Records that describe figures:
▼

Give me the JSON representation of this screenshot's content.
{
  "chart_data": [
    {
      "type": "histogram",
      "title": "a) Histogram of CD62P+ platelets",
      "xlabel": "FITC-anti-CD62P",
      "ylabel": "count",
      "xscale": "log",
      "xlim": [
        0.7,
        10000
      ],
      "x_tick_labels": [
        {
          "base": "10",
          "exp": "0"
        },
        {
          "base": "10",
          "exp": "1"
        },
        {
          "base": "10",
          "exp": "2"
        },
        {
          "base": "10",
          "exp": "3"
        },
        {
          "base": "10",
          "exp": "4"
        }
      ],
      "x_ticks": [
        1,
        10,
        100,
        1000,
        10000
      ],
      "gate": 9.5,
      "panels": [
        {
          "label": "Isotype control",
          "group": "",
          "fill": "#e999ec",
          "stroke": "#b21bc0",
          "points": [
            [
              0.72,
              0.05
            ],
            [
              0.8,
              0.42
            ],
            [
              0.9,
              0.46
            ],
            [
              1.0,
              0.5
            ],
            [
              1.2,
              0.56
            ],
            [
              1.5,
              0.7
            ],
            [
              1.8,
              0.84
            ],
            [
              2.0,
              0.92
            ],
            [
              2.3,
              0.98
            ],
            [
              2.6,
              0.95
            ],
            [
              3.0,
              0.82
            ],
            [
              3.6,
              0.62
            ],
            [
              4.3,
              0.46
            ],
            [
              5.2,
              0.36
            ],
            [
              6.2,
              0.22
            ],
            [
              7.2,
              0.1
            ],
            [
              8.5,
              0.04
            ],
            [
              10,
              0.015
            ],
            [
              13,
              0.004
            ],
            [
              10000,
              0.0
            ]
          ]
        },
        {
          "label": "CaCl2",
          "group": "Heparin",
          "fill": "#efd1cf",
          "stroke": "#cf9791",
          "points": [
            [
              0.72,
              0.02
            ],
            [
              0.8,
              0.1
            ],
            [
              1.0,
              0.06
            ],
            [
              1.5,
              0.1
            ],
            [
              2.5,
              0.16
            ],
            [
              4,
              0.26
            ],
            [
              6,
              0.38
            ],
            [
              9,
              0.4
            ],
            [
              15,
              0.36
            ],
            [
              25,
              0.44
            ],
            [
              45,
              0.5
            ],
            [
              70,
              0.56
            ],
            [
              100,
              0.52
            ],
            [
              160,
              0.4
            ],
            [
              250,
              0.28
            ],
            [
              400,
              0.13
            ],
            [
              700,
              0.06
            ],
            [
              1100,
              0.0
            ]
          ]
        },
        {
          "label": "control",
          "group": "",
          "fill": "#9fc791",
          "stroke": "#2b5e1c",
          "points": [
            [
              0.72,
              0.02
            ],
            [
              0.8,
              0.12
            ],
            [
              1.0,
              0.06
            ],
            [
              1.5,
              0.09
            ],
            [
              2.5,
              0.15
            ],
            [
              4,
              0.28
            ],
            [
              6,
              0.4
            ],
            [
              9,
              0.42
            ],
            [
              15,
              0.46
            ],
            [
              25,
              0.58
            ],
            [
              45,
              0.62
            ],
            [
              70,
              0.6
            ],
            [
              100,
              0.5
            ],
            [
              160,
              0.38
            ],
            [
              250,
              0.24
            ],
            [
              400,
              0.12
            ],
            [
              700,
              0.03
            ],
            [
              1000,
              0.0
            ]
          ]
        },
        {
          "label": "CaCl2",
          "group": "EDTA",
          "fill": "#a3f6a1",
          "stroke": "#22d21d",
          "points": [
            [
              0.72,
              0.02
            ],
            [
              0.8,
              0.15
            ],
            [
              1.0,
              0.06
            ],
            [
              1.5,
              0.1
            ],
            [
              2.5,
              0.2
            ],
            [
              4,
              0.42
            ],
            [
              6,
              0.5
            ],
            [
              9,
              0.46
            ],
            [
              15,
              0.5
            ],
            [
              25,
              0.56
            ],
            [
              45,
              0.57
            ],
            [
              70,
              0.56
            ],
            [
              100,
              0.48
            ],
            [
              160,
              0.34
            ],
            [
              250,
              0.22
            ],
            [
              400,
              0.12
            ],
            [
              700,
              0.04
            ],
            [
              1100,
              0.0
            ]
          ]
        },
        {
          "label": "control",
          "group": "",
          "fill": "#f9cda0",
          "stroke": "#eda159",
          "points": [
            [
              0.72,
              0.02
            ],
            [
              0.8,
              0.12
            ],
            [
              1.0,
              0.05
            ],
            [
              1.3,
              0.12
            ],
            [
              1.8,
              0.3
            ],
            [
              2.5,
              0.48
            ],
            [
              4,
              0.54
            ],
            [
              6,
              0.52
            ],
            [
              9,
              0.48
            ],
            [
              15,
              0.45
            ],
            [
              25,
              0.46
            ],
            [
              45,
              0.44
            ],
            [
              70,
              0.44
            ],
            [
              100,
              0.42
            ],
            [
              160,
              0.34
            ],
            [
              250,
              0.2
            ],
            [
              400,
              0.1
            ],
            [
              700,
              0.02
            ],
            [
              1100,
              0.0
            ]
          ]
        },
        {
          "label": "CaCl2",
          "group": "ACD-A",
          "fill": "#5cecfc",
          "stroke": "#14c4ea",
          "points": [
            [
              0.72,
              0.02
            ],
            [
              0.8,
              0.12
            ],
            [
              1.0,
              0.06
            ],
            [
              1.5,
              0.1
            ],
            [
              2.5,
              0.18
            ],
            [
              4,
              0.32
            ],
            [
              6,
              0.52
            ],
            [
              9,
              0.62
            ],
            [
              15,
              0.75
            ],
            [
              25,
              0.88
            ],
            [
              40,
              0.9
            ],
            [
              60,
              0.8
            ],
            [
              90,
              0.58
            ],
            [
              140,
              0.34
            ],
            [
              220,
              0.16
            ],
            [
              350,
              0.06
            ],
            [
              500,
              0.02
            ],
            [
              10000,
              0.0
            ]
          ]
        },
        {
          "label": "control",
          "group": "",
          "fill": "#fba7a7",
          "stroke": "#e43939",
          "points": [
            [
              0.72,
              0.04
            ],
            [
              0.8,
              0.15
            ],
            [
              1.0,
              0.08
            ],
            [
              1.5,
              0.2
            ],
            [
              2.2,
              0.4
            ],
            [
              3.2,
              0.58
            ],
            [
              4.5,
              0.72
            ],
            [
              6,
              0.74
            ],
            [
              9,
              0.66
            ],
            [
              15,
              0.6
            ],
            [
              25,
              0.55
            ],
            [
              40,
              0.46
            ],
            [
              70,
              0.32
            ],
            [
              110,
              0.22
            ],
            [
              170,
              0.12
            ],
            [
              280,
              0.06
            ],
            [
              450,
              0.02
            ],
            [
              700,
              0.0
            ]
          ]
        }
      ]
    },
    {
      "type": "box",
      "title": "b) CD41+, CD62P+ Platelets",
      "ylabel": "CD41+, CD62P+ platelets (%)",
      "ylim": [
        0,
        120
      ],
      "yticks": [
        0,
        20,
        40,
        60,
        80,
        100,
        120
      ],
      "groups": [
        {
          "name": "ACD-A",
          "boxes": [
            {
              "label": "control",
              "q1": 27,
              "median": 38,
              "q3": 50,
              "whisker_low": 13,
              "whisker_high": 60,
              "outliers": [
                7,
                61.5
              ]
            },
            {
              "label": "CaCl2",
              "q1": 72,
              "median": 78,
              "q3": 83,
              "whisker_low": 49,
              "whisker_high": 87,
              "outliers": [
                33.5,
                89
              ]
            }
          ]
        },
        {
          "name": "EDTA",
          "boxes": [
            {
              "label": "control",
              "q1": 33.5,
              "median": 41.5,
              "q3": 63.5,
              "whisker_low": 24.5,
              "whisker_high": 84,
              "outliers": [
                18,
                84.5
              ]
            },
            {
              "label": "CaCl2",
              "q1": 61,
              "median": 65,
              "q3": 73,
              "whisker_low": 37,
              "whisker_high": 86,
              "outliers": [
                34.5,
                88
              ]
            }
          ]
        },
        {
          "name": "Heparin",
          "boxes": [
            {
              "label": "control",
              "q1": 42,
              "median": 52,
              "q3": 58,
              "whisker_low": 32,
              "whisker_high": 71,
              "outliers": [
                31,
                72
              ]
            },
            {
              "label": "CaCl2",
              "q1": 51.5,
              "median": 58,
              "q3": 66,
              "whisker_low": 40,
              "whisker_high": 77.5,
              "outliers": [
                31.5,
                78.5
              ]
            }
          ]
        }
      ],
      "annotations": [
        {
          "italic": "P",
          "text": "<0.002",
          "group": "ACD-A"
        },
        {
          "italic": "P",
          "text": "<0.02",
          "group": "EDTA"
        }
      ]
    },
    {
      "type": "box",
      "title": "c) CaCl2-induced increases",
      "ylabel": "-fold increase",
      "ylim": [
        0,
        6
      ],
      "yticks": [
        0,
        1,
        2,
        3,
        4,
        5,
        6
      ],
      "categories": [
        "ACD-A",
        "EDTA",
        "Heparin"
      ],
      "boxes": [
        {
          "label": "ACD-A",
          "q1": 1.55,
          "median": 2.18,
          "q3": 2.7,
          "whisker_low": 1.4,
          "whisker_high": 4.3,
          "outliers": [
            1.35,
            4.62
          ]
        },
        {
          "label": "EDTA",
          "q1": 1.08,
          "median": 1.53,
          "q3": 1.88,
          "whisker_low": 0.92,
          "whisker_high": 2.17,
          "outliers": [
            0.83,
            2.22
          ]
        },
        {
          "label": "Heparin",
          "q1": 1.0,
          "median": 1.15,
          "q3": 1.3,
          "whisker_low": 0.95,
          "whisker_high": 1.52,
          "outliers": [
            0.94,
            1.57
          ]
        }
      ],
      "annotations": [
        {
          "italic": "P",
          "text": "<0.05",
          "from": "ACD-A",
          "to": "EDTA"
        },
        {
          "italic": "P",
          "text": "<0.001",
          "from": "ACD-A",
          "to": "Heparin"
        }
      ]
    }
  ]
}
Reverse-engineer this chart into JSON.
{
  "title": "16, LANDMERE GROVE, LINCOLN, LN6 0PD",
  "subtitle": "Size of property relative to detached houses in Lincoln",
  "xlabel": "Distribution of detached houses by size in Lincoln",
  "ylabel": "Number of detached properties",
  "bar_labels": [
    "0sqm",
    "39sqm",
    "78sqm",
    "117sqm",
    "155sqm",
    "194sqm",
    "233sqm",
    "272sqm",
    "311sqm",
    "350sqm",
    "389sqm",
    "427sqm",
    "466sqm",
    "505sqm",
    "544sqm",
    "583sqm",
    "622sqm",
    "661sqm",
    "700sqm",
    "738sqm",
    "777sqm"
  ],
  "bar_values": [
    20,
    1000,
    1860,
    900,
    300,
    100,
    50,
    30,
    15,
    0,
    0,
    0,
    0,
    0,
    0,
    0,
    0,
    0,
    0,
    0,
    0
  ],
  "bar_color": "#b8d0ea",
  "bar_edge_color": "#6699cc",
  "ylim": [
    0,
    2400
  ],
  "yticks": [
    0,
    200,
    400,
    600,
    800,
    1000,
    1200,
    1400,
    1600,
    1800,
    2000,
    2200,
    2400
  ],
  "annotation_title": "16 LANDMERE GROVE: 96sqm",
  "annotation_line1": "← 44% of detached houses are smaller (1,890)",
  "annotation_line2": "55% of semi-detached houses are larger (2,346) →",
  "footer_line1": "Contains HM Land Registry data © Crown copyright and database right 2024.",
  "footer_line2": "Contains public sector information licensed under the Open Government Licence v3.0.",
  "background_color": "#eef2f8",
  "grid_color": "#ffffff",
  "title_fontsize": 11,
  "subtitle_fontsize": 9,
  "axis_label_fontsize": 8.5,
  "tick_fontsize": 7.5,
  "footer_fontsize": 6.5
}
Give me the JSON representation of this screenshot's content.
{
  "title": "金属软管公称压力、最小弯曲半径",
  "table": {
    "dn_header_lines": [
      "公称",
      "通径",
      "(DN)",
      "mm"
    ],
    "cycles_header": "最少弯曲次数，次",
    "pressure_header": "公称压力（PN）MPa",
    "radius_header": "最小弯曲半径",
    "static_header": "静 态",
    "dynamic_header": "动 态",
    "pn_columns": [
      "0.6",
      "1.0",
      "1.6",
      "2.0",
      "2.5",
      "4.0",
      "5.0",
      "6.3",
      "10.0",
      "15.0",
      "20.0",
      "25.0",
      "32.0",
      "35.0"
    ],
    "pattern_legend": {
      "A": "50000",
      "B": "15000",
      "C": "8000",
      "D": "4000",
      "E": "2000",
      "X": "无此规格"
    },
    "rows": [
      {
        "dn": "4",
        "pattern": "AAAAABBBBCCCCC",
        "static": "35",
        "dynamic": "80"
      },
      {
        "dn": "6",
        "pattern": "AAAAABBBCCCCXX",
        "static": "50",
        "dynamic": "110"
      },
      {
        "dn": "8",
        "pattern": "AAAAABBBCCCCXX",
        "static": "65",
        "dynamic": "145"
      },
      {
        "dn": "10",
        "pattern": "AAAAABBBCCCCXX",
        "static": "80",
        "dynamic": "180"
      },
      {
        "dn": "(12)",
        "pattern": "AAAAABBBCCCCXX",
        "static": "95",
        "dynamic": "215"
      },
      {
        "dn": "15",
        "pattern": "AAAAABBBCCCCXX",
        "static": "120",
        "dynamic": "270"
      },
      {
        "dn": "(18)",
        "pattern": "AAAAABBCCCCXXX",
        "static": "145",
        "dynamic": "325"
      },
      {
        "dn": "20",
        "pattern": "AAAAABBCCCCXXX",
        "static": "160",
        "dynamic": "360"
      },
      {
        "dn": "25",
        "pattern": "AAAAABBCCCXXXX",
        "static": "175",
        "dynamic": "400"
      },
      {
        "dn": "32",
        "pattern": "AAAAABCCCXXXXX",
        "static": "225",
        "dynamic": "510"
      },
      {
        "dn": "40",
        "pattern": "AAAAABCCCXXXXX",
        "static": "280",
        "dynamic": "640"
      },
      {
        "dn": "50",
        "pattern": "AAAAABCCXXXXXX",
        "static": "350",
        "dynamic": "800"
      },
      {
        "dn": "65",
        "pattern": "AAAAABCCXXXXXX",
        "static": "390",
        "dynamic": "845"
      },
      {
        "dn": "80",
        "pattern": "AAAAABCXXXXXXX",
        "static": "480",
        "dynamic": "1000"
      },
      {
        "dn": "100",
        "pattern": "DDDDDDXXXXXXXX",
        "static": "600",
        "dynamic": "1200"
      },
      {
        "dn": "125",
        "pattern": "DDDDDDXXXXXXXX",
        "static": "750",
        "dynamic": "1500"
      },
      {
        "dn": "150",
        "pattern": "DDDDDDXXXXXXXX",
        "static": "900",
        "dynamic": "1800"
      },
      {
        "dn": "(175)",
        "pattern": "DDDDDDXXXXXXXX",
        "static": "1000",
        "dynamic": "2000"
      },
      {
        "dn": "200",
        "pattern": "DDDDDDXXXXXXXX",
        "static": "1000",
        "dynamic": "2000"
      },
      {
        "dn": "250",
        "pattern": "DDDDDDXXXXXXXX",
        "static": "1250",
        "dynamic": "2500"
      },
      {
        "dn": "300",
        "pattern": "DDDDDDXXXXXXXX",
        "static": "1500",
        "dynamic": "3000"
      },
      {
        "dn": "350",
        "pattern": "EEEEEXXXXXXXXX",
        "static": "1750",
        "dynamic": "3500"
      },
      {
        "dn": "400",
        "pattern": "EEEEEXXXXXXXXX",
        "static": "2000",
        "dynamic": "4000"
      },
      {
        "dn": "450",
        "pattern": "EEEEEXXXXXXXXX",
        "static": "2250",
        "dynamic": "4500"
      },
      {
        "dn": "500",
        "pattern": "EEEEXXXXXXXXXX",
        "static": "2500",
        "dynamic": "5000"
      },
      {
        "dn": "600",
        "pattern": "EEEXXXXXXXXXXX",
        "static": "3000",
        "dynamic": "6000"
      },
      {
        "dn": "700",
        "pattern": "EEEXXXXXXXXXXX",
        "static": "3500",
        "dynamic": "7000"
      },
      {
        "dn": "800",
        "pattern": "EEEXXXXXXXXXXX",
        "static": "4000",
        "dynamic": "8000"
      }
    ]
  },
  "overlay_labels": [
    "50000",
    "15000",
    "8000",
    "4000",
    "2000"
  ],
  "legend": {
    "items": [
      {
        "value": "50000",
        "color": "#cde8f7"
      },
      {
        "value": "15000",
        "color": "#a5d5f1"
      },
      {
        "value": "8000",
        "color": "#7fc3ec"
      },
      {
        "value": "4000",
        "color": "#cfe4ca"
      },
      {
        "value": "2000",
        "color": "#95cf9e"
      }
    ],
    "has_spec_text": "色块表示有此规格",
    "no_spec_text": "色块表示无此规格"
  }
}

▲

Scan the material above for the string "fill" and report each line where you find it.

**SOLVED EXERCISE:**
          "fill": "#e999ec",
          "fill": "#efd1cf",
          "fill": "#9fc791",
          "fill": "#a3f6a1",
          "fill": "#f9cda0",
          "fill": "#5cecfc",
          "fill": "#fba7a7",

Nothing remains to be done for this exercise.